▶ TASK DESCRIPTION
Gather up every line that includes the string "đóng".

▶ INFORMATION SUPPLIED
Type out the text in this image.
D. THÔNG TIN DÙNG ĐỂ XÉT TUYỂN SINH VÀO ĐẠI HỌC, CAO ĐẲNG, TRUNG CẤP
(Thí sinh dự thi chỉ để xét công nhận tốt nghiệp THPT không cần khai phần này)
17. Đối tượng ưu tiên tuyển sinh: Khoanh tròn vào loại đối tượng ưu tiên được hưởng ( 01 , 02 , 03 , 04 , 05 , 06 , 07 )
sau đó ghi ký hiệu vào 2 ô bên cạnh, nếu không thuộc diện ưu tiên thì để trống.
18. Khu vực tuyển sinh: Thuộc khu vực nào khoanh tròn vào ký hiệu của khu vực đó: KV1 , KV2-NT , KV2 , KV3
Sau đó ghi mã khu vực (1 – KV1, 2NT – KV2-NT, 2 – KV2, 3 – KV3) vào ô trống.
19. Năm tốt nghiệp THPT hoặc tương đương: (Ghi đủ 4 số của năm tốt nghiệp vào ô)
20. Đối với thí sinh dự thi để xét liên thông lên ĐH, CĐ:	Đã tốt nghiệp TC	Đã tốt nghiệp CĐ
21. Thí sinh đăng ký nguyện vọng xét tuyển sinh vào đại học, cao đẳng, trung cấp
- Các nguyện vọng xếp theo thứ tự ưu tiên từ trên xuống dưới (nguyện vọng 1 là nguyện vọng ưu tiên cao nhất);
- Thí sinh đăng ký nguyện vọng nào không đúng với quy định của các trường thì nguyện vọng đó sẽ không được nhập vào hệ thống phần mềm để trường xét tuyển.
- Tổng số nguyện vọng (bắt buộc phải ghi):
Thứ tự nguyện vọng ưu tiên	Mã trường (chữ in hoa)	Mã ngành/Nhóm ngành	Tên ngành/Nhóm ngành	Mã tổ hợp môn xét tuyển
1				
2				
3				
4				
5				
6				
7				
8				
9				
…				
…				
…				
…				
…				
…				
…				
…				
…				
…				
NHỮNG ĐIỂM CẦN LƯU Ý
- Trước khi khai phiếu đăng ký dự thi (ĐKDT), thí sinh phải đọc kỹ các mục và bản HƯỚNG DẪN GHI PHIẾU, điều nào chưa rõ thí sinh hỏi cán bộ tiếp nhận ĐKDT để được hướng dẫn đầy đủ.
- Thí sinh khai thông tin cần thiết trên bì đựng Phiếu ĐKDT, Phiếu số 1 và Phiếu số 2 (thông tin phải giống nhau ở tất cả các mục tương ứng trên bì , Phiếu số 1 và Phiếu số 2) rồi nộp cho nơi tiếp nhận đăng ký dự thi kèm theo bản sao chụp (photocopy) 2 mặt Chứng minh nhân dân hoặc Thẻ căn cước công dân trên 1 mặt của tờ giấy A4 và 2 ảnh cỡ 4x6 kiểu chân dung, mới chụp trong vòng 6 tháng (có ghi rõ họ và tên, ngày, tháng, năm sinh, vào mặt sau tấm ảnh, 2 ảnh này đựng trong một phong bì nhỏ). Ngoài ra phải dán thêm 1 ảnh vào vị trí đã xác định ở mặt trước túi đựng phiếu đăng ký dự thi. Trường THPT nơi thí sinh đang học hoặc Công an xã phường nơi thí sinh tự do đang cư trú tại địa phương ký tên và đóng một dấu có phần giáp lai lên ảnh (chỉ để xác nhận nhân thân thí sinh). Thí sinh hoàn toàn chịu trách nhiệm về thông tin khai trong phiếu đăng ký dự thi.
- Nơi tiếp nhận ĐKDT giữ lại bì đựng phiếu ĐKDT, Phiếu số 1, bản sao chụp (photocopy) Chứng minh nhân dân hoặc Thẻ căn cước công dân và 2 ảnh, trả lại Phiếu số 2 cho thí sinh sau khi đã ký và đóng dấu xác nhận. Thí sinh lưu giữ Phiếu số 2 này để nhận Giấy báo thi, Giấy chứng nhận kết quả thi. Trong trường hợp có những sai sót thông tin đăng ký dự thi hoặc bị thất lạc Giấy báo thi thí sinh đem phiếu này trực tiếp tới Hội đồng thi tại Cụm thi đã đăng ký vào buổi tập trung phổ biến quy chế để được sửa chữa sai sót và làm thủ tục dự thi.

▶ RESPONSE
- Thí sinh khai thông tin cần thiết trên bì đựng Phiếu ĐKDT, Phiếu số 1 và Phiếu số 2 (thông tin phải giống nhau ở tất cả các mục tương ứng trên bì , Phiếu số 1 và Phiếu số 2) rồi nộp cho nơi tiếp nhận đăng ký dự thi kèm theo bản sao chụp (photocopy) 2 mặt Chứng minh nhân dân hoặc Thẻ căn cước công dân trên 1 mặt của tờ giấy A4 và 2 ảnh cỡ 4x6 kiểu chân dung, mới chụp trong vòng 6 tháng (có ghi rõ họ và tên, ngày, tháng, năm sinh, vào mặt sau tấm ảnh, 2 ảnh này đựng trong một phong bì nhỏ). Ngoài ra phải dán thêm 1 ảnh vào vị trí đã xác định ở mặt trước túi đựng phiếu đăng ký dự thi. Trường THPT nơi thí sinh đang học hoặc Công an xã phường nơi thí sinh tự do đang cư trú tại địa phương ký tên và đóng một dấu có phần giáp lai lên ảnh (chỉ để xác nhận nhân thân thí sinh). Thí sinh hoàn toàn chịu trách nhiệm về thông tin khai trong phiếu đăng ký dự thi.
- Nơi tiếp nhận ĐKDT giữ lại bì đựng phiếu ĐKDT, Phiếu số 1, bản sao chụp (photocopy) Chứng minh nhân dân hoặc Thẻ căn cước công dân và 2 ảnh, trả lại Phiếu số 2 cho thí sinh sau khi đã ký và đóng dấu xác nhận. Thí sinh lưu giữ Phiếu số 2 này để nhận Giấy báo thi, Giấy chứng nhận kết quả thi. Trong trường hợp có những sai sót thông tin đăng ký dự thi hoặc bị thất lạc Giấy báo thi thí sinh đem phiếu này trực tiếp tới Hội đồng thi tại Cụm thi đã đăng ký vào buổi tập trung phổ biến quy chế để được sửa chữa sai sót và làm thủ tục dự thi.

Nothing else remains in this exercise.